Written problem 1:
Could you render the rows as a JSON list of strings, one string per line with blank lines dropped, starting at the first line of the rows and stopping after the line containing "- frame-segment: [963, 332, 972, 370]"?

Supplied text:
Armstrong: We talked about "teaching power" in regard to this question: the number of faculty seats. Most faculty at other places would jump on the Provost's proposal for regular leaves. It is commendable that the faculty here is concerned about students. We suggest a measurement of courses per year per department to define our teaching power. Different departments deal with leaves differently: the Computer Science Department has a regular "floater." Others do fine with adjuncts. There will always have to be funds available for deans to hire somebody.

Watkinson: For chairs and program directors, we would call attention to number 6 in the Provost's proposal. We disliked the proposed reduction of pay by 25% for a one-year leave (i.e. a 75% pay leave rather than an 80% pay leave). We felt this 25% cut in pay was too onerous for junior faculty. Our teaching loads across the board are very much higher compared to our peer institutions.

Archibald: In support of Alan Fuchs's point, we have done a good job here. The Provost will have a chance to gather input.

Feiss: This draft FRA proposal would come back to you in January. It would respond to the Armstrong/Meese document. I can go to the Deans and ask, "What does this look like?"

Canuel: My faculty will want to know what constitutes a faculty.

Armstrong: We thought of tenure eligible faculty. Our thought was VIMS doesn't participate in this system. Our leave system here is a leave from teaching and administrative responsibilities.

Canuel: VIMS has been independent in granting leaves because it is supported by IDC (indirect costs). We would argue that we should be a part of this.

Feiss: "Growing the faculty" and eliminating IDC is expensive. There are important histories here with the various faculties. Some faculties for instance have received positions to make leaves possible.

Manos: The independent financial relationship with VIMS has a long history as well. If there would be a commingling of resources with VIMS that would be fine. I understand your concern about development and VIMS being left out.

Meese: Funding for increasing "faculty power" might come from tuition increase.

Feiss: We can't raise tuition and get any more money out of VIMS.

Exercise data:
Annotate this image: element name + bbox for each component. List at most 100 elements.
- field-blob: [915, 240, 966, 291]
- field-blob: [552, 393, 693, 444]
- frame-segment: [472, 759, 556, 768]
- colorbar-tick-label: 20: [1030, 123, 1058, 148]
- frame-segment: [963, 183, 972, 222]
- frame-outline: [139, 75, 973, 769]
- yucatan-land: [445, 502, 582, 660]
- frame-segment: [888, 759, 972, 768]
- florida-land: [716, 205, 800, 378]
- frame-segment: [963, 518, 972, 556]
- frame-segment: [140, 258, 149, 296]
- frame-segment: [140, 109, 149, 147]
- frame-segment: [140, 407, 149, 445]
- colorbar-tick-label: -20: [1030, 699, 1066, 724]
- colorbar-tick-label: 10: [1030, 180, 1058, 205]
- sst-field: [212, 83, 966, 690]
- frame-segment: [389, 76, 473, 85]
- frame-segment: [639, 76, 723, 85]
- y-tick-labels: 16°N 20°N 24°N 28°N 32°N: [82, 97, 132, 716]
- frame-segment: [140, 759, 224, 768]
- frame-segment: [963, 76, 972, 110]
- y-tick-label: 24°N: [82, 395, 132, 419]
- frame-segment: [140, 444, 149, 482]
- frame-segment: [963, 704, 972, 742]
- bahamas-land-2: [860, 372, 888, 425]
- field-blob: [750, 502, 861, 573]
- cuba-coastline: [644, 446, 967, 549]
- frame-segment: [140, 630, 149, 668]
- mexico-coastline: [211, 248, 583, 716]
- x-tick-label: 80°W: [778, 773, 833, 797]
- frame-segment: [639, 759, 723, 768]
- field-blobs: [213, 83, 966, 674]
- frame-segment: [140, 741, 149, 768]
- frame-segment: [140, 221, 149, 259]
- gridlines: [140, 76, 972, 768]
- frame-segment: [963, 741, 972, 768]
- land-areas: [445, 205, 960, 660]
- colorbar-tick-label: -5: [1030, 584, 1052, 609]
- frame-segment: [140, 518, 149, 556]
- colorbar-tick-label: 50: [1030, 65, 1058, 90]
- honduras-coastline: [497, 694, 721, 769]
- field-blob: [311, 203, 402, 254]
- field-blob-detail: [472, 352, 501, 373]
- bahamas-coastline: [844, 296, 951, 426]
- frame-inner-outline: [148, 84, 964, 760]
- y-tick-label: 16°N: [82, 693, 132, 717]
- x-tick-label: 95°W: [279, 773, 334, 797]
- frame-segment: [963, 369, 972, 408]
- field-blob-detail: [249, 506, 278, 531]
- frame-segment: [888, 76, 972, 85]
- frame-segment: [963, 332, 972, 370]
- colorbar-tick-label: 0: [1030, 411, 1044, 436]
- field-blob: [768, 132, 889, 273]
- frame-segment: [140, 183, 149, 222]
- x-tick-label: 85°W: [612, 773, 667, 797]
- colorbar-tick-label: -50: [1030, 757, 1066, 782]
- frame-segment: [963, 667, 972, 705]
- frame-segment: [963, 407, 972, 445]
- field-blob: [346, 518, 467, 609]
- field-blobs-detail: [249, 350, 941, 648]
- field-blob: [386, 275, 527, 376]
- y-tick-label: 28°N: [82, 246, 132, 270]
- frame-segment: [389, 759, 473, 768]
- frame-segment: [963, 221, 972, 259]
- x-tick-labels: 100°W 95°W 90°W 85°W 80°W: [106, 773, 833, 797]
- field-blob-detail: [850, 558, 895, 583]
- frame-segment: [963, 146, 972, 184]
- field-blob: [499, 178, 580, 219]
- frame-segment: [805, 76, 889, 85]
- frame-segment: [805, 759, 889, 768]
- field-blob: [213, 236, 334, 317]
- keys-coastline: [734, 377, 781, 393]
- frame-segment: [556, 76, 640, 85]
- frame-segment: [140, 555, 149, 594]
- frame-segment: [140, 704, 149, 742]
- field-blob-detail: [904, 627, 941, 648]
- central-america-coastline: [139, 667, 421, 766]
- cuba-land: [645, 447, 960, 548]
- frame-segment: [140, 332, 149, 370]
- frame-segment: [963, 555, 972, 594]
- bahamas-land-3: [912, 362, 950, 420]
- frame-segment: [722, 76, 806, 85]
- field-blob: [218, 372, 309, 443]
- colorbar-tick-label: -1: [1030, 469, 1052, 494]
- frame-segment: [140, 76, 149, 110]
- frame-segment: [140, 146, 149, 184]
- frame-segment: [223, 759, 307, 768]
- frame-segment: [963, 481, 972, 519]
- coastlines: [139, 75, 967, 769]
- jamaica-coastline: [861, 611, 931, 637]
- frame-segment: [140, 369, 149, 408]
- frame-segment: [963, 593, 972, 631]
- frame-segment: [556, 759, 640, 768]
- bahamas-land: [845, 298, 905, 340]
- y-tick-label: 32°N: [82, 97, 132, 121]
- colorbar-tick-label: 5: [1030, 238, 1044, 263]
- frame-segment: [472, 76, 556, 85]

Written problem 2:
In the meeting excerpt, which department has a regular "floater" for handling leaves?

Task response 1:
[
  "Annotate this image: element name + bbox for each component. List at most 100 elements.",
  "- field-blob: [915, 240, 966, 291]",
  "- field-blob: [552, 393, 693, 444]",
  "- frame-segment: [472, 759, 556, 768]",
  "- colorbar-tick-label: 20: [1030, 123, 1058, 148]",
  "- frame-segment: [963, 183, 972, 222]",
  "- frame-outline: [139, 75, 973, 769]",
  "- yucatan-land: [445, 502, 582, 660]",
  "- frame-segment: [888, 759, 972, 768]",
  "- florida-land: [716, 205, 800, 378]",
  "- frame-segment: [963, 518, 972, 556]",
  "- frame-segment: [140, 258, 149, 296]",
  "- frame-segment: [140, 109, 149, 147]",
  "- frame-segment: [140, 407, 149, 445]",
  "- colorbar-tick-label: -20: [1030, 699, 1066, 724]",
  "- colorbar-tick-label: 10: [1030, 180, 1058, 205]",
  "- sst-field: [212, 83, 966, 690]",
  "- frame-segment: [389, 76, 473, 85]",
  "- frame-segment: [639, 76, 723, 85]",
  "- y-tick-labels: 16°N 20°N 24°N 28°N 32°N: [82, 97, 132, 716]",
  "- frame-segment: [140, 759, 224, 768]",
  "- frame-segment: [963, 76, 972, 110]",
  "- y-tick-label: 24°N: [82, 395, 132, 419]",
  "- frame-segment: [140, 444, 149, 482]",
  "- frame-segment: [963, 704, 972, 742]",
  "- bahamas-land-2: [860, 372, 888, 425]",
  "- field-blob: [750, 502, 861, 573]",
  "- cuba-coastline: [644, 446, 967, 549]",
  "- frame-segment: [140, 630, 149, 668]",
  "- mexico-coastline: [211, 248, 583, 716]",
  "- x-tick-label: 80°W: [778, 773, 833, 797]",
  "- frame-segment: [639, 759, 723, 768]",
  "- field-blobs: [213, 83, 966, 674]",
  "- frame-segment: [140, 741, 149, 768]",
  "- frame-segment: [140, 221, 149, 259]",
  "- gridlines: [140, 76, 972, 768]",
  "- frame-segment: [963, 741, 972, 768]",
  "- land-areas: [445, 205, 960, 660]",
  "- colorbar-tick-label: -5: [1030, 584, 1052, 609]",
  "- frame-segment: [140, 518, 149, 556]",
  "- colorbar-tick-label: 50: [1030, 65, 1058, 90]",
  "- honduras-coastline: [497, 694, 721, 769]",
  "- field-blob: [311, 203, 402, 254]",
  "- field-blob-detail: [472, 352, 501, 373]",
  "- bahamas-coastline: [844, 296, 951, 426]",
  "- frame-inner-outline: [148, 84, 964, 760]",
  "- y-tick-label: 16°N: [82, 693, 132, 717]",
  "- x-tick-label: 95°W: [279, 773, 334, 797]",
  "- frame-segment: [963, 369, 972, 408]",
  "- field-blob-detail: [249, 506, 278, 531]",
  "- frame-segment: [888, 76, 972, 85]",
  "- frame-segment: [963, 332, 972, 370]"
]

Task response 2:
The Computer Science Department.